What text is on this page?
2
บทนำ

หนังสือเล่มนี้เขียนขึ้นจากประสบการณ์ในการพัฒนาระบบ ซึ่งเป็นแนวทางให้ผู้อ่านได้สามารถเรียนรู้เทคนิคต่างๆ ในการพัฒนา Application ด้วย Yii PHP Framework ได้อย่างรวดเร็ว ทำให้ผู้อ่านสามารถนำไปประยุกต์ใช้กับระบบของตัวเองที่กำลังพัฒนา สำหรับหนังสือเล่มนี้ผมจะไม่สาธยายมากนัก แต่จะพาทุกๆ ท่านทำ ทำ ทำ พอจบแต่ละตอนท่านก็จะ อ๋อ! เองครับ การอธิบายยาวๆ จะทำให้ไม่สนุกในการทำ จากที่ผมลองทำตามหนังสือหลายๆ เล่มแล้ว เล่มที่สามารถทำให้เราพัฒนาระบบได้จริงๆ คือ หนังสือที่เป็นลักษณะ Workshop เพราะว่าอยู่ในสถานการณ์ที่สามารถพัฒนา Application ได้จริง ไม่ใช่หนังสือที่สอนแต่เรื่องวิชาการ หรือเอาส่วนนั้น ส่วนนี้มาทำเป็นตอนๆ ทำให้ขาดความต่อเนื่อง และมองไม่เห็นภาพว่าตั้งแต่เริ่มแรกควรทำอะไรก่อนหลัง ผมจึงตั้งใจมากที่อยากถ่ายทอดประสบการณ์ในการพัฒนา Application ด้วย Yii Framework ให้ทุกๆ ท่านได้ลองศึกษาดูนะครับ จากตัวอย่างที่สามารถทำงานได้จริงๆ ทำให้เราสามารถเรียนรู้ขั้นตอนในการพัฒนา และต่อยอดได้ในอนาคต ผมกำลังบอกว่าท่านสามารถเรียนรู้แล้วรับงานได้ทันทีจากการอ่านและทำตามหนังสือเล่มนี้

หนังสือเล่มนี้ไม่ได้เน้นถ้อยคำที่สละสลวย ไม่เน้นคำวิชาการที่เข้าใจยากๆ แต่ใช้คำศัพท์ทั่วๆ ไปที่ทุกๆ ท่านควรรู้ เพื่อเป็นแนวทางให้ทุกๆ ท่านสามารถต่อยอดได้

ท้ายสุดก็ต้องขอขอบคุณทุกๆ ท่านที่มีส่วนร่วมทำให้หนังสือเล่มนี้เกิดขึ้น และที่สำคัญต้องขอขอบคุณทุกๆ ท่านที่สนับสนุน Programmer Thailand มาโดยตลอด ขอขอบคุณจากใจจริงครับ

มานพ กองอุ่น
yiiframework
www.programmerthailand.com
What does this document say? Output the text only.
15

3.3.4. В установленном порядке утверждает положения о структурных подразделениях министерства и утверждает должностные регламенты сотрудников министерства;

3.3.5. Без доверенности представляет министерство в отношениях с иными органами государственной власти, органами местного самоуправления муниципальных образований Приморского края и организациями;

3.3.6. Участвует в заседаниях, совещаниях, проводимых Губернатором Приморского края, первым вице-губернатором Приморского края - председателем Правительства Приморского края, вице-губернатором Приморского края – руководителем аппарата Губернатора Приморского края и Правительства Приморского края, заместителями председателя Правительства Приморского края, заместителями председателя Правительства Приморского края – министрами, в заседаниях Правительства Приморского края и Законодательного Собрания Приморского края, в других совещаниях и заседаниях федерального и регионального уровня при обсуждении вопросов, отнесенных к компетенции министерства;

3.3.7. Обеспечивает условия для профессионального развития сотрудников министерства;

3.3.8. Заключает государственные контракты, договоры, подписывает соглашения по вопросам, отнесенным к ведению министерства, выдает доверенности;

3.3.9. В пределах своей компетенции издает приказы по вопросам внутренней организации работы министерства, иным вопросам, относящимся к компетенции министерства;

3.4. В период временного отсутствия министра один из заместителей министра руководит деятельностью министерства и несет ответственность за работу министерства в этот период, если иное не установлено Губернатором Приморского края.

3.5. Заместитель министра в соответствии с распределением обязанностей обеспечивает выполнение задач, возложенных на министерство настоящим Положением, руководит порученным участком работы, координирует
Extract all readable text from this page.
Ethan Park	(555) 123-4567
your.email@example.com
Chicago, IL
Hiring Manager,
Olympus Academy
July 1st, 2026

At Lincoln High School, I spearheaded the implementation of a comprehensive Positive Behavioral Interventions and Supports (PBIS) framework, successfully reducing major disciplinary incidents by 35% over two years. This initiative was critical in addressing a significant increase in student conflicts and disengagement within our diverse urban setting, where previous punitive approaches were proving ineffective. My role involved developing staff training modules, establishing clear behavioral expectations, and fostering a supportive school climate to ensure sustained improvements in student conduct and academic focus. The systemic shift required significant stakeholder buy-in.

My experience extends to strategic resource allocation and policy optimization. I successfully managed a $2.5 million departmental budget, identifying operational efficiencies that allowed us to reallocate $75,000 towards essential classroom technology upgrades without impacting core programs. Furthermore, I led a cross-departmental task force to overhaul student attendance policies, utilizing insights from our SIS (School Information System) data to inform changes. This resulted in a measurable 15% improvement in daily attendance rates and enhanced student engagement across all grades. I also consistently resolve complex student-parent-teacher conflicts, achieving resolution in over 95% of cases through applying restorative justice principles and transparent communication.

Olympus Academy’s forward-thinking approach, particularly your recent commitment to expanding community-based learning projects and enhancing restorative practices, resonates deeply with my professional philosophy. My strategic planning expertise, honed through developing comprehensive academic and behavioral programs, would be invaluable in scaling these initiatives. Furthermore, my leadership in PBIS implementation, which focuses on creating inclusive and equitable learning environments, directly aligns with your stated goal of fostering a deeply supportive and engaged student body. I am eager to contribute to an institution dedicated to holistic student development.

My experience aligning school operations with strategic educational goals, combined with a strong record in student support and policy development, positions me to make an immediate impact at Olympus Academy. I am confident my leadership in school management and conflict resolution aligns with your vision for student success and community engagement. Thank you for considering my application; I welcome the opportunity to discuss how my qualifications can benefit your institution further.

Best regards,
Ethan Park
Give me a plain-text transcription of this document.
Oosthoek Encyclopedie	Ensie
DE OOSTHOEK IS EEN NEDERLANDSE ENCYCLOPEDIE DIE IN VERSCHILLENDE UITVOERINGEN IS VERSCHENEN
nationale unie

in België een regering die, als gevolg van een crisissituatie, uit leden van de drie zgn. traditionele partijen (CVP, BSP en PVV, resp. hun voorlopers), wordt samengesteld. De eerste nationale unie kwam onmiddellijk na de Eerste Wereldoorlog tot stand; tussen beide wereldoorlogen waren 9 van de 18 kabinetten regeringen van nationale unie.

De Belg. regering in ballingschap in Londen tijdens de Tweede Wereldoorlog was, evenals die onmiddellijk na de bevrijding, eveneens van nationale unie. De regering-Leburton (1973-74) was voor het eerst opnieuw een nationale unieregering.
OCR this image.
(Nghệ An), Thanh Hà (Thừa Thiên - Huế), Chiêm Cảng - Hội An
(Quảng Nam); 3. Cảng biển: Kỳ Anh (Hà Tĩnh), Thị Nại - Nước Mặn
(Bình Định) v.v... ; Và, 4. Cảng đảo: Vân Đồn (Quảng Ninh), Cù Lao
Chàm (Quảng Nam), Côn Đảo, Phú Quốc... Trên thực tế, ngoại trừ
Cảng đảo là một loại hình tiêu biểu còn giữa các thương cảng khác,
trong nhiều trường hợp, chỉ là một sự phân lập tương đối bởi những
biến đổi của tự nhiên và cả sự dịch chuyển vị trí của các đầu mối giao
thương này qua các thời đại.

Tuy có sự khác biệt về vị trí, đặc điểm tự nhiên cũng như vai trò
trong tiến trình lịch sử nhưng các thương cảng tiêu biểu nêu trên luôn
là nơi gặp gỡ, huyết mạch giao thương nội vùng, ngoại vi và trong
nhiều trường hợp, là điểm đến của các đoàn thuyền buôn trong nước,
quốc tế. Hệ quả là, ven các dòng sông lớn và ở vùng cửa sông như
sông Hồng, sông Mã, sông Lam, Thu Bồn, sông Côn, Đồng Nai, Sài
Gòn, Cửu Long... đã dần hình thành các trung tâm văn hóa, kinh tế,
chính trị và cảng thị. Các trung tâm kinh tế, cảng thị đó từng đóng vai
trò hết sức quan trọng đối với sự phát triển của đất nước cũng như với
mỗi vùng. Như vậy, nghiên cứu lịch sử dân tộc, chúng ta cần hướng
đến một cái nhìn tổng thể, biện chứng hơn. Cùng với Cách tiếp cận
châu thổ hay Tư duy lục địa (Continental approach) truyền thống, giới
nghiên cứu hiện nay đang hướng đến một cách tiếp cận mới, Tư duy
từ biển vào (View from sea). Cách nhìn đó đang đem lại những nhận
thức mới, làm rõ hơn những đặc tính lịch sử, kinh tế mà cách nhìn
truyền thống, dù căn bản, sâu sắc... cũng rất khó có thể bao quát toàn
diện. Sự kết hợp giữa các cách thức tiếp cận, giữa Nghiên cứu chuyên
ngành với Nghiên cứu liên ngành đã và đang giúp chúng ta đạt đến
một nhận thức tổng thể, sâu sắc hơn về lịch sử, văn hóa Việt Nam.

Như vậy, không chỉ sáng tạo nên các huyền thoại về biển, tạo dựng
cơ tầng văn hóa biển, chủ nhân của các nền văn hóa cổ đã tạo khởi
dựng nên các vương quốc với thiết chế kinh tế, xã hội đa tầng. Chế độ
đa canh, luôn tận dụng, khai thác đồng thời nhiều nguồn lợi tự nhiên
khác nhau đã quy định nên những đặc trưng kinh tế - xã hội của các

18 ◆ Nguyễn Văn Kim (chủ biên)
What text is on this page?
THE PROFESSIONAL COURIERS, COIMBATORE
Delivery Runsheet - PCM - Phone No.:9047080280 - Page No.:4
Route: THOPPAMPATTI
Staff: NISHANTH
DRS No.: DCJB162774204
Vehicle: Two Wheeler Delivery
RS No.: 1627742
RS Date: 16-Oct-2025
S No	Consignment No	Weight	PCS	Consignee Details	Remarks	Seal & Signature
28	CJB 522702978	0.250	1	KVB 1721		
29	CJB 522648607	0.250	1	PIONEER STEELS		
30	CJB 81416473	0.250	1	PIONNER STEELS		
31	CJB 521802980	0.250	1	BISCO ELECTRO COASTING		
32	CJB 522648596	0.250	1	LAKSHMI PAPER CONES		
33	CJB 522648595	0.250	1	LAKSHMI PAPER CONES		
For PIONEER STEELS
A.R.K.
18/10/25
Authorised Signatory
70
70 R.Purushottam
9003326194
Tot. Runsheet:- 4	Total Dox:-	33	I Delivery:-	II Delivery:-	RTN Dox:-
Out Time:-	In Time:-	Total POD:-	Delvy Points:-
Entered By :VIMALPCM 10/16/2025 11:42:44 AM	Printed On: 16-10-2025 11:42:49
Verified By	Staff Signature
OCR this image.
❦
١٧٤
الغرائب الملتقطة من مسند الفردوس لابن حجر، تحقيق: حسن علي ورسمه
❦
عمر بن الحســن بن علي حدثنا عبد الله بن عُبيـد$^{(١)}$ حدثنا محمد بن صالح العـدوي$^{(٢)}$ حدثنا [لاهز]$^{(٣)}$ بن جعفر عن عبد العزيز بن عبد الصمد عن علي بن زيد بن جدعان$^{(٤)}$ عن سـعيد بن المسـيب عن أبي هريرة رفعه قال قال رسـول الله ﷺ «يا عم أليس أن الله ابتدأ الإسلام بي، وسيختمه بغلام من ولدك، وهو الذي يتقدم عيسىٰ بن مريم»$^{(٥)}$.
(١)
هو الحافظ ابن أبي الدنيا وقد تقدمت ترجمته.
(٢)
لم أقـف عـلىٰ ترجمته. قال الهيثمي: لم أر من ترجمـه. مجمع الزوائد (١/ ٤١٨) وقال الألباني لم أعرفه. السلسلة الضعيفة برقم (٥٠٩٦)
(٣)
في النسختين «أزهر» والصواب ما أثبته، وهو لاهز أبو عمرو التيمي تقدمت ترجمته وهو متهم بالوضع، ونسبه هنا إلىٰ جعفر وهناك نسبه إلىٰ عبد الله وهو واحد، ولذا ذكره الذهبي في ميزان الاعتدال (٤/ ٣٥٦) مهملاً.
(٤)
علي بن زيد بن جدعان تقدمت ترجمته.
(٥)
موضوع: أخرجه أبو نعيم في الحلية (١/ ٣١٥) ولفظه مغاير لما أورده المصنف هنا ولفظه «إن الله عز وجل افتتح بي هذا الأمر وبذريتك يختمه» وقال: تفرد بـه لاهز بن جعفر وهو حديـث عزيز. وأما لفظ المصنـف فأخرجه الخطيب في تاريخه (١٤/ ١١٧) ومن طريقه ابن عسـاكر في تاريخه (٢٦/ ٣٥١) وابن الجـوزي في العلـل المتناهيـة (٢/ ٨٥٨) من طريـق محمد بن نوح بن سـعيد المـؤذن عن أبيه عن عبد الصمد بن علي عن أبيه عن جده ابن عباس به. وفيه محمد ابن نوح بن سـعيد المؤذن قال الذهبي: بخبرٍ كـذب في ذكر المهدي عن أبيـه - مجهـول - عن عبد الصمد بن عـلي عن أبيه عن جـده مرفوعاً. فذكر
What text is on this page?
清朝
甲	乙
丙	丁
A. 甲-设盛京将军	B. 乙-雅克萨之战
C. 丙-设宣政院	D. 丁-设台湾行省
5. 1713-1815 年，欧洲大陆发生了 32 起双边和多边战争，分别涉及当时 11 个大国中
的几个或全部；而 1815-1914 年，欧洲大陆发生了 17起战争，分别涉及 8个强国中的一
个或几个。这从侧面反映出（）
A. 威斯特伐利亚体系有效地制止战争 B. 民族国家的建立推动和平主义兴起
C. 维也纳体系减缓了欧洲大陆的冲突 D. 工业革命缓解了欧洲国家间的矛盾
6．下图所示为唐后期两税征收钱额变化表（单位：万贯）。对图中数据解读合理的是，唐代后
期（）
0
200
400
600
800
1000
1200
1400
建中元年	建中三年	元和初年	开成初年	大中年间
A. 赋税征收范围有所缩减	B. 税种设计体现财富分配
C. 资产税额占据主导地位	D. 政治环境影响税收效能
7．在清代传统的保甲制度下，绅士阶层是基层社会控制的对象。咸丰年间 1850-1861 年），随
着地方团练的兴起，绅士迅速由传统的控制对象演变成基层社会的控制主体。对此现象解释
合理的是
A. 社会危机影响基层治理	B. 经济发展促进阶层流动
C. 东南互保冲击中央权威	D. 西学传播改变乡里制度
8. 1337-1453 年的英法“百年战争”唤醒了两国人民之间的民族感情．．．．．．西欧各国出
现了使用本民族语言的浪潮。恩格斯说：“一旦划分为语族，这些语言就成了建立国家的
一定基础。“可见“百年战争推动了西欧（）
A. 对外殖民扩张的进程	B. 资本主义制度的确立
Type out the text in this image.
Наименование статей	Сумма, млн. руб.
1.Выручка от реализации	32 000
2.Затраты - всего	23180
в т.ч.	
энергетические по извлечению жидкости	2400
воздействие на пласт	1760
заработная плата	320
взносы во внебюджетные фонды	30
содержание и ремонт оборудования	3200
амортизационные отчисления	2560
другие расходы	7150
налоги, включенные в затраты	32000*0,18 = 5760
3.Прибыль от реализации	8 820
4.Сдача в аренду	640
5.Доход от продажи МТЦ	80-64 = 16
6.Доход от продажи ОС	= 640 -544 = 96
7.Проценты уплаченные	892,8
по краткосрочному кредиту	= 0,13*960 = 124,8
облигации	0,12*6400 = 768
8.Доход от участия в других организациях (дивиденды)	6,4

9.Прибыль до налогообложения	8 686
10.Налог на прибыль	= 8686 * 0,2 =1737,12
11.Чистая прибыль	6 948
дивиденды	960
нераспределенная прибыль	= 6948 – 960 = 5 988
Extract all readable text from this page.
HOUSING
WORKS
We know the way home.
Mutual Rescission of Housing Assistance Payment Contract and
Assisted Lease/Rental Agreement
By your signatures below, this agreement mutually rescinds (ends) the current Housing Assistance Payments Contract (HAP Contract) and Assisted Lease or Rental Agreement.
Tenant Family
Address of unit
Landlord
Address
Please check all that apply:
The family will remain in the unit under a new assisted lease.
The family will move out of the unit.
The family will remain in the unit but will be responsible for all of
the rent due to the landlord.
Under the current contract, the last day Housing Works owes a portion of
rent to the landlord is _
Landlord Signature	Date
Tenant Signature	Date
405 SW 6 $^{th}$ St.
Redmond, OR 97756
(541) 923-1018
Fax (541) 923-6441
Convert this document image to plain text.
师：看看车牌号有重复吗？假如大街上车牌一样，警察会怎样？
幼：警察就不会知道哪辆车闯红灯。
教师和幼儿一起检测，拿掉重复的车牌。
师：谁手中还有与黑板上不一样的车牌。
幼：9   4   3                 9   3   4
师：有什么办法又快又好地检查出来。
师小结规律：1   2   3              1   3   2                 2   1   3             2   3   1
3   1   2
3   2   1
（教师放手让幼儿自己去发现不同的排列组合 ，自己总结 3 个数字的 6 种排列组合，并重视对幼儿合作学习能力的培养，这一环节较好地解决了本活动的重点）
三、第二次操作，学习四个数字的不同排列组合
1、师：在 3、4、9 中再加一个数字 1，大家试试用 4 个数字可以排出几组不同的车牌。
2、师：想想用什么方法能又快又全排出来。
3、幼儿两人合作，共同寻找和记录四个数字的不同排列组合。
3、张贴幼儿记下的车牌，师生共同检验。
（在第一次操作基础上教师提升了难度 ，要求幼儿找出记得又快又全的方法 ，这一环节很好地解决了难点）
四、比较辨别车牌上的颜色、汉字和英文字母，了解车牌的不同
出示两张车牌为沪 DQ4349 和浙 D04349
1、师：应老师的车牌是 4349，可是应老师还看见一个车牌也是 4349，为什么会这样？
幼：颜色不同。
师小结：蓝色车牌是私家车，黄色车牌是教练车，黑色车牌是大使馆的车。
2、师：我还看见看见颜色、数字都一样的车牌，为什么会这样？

--

(TO BE DONE) Print from the line containing "Convert this document image to plain text." to the last line above, exactly as written.

(RESPONSE TO THE EXERCISE)
Convert this document image to plain text.
师：看看车牌号有重复吗？假如大街上车牌一样，警察会怎样？
幼：警察就不会知道哪辆车闯红灯。
教师和幼儿一起检测，拿掉重复的车牌。
师：谁手中还有与黑板上不一样的车牌。
幼：9   4   3                 9   3   4
师：有什么办法又快又好地检查出来。
师小结规律：1   2   3              1   3   2                 2   1   3             2   3   1
3   1   2
3   2   1
（教师放手让幼儿自己去发现不同的排列组合 ，自己总结 3 个数字的 6 种排列组合，并重视对幼儿合作学习能力的培养，这一环节较好地解决了本活动的重点）
三、第二次操作，学习四个数字的不同排列组合
1、师：在 3、4、9 中再加一个数字 1，大家试试用 4 个数字可以排出几组不同的车牌。
2、师：想想用什么方法能又快又全排出来。
3、幼儿两人合作，共同寻找和记录四个数字的不同排列组合。
3、张贴幼儿记下的车牌，师生共同检验。
（在第一次操作基础上教师提升了难度 ，要求幼儿找出记得又快又全的方法 ，这一环节很好地解决了难点）
四、比较辨别车牌上的颜色、汉字和英文字母，了解车牌的不同
出示两张车牌为沪 DQ4349 和浙 D04349
1、师：应老师的车牌是 4349，可是应老师还看见一个车牌也是 4349，为什么会这样？
幼：颜色不同。
师小结：蓝色车牌是私家车，黄色车牌是教练车，黑色车牌是大使馆的车。
2、师：我还看见看见颜色、数字都一样的车牌，为什么会这样？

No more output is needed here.